#### O QUE FAZER
Traduza para o inglês a frase "No aeroporto do Rio, são cinco monitores para as oito esteiras, todas no desembarque doméstico.", retirada da reportagem sobre as câmeras nas esteiras de bagagem.

Passageiro pode ver na TV trajeto de mala em aeroporto

Após onda de furtos, Infraero testa câmeras em Brasília e Galeão que mostram o que passa atrás da esteira; Cumbica será o próximo

NATALY COSTA, O Estado de S.Paulo

01 Março 2012 | 03h04

Em meio à onda de furtos de malas em aeroportos do País, a Empresa Brasileira de Infraestrutura Aeroportuária (Infraero) quer mostrar ao passageiro o que passa por trás das esteiras. Enquanto espera a bagagem, ele acompanha em uma tela imagens de câmeras de segurança que mostram funcionários manuseando e colocando as malas dos carrinhos nas esteiras. Ainda neste ano, os 13 aeroportos da Copa terão o sistema, que começou a ser testado em Brasília e no Galeão há 15 dias.

Reclamações sobre bagagens furtadas, extraviadas ou danificadas são frequentes entre passageiros. Só no Aeroporto de Cumbica, em Guarulhos, mais de 1,3 mil casos de furtos foram registrados em 2011 - o local deve ser o próximo a receber as câmeras. Em Brasília, esse tipo de crime cresceu quase 30% em relação a 2010. As queixas se repetem no Galeão, no Santos Dumont, em Porto Alegre e qualquer aeroporto de grande movimento. Em Congonhas, na zona sul, 27 furtos por mês foram registrados, em média, no ano passado.

Para a Infraero, câmeras podem inibir a ação dos ladrões pelo menos na fase final de devolução da bagagem - a entrega na esteira. "Há um questionamento do passageiro em relação ao que ocorre com a mala depois de sair do avião. Quando funcionários que manuseiam carrinhos sabem que há monitoramento, já se sentem inibidos", diz o superintendente do Galeão, Emmanoeth Vieira de Sá. No aeroporto do Rio, são cinco monitores para as oito esteiras, todas no desembarque doméstico.

Registros do conjunto de dados

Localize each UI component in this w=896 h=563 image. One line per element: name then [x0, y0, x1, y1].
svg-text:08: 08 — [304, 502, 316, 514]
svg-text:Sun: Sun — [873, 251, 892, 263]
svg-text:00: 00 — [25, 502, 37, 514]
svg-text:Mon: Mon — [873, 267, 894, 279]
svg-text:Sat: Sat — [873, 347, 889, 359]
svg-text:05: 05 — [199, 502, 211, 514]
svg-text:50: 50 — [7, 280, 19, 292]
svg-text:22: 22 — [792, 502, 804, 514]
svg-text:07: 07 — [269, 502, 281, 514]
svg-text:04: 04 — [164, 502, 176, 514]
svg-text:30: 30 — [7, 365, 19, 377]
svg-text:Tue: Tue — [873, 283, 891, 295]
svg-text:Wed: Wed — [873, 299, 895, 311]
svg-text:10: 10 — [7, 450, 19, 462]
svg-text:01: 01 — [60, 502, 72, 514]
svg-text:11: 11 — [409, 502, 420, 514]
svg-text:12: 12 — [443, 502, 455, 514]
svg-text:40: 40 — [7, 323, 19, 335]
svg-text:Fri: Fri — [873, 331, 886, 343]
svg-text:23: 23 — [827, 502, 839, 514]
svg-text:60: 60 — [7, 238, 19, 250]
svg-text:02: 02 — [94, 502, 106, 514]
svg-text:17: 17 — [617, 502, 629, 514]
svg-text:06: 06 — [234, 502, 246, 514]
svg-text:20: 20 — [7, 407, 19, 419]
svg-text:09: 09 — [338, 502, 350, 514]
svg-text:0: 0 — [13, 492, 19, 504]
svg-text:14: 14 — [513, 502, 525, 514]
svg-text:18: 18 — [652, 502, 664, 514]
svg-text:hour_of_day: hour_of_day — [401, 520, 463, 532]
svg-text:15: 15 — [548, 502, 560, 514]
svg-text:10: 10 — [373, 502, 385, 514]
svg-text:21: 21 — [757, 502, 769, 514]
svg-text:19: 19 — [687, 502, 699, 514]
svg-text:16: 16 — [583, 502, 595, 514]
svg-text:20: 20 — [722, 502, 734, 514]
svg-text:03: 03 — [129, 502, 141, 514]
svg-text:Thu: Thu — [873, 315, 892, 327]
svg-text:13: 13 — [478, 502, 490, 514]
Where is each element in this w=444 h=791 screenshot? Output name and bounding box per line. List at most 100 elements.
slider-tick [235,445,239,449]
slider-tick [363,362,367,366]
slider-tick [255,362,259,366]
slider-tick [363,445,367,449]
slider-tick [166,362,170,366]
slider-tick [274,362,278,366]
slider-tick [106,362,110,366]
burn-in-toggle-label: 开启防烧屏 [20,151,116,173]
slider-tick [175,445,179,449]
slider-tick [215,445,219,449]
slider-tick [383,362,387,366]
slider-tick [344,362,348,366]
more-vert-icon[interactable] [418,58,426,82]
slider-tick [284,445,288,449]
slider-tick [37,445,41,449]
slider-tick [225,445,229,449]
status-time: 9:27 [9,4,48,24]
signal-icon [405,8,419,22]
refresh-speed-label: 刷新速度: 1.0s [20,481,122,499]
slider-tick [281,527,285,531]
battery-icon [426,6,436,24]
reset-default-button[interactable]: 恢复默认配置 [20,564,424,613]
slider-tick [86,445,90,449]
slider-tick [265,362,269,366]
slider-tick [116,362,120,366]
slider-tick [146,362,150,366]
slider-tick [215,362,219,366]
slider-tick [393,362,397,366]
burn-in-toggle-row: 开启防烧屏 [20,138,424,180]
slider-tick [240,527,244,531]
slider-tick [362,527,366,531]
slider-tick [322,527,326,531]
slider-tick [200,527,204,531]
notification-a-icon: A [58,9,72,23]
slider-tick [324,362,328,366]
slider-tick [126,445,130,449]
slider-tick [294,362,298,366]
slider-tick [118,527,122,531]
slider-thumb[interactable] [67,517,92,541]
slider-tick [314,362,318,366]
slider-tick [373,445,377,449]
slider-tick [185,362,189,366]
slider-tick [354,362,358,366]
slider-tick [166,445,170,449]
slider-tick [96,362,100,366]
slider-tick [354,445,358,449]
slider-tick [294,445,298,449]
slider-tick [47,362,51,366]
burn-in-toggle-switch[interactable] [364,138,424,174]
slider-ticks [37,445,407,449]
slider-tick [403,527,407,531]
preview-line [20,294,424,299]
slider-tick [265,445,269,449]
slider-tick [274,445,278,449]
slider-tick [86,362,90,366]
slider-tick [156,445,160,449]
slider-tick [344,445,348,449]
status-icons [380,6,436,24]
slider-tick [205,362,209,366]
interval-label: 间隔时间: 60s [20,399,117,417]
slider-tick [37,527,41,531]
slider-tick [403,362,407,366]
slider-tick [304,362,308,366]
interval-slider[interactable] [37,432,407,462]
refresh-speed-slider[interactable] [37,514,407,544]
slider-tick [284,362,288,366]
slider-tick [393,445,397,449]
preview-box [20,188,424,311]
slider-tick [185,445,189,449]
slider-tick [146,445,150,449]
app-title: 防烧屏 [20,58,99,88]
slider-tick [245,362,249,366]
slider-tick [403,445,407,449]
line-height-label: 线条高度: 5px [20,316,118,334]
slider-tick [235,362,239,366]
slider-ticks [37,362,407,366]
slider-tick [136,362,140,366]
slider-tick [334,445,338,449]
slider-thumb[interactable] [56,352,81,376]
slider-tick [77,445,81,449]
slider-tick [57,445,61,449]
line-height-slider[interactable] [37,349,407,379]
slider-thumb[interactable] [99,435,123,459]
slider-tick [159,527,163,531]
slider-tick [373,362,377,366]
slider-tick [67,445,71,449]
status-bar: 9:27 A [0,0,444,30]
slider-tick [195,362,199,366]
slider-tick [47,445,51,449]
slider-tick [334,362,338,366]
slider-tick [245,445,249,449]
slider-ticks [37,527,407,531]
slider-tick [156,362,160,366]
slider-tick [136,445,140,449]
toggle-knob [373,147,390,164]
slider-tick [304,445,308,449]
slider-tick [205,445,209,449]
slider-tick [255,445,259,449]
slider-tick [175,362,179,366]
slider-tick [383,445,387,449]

#### RESPOSTA DO EXERCÍCIO
At the Rio airport, there are five monitors for the eight baggage carousels, all of them in domestic arrivals.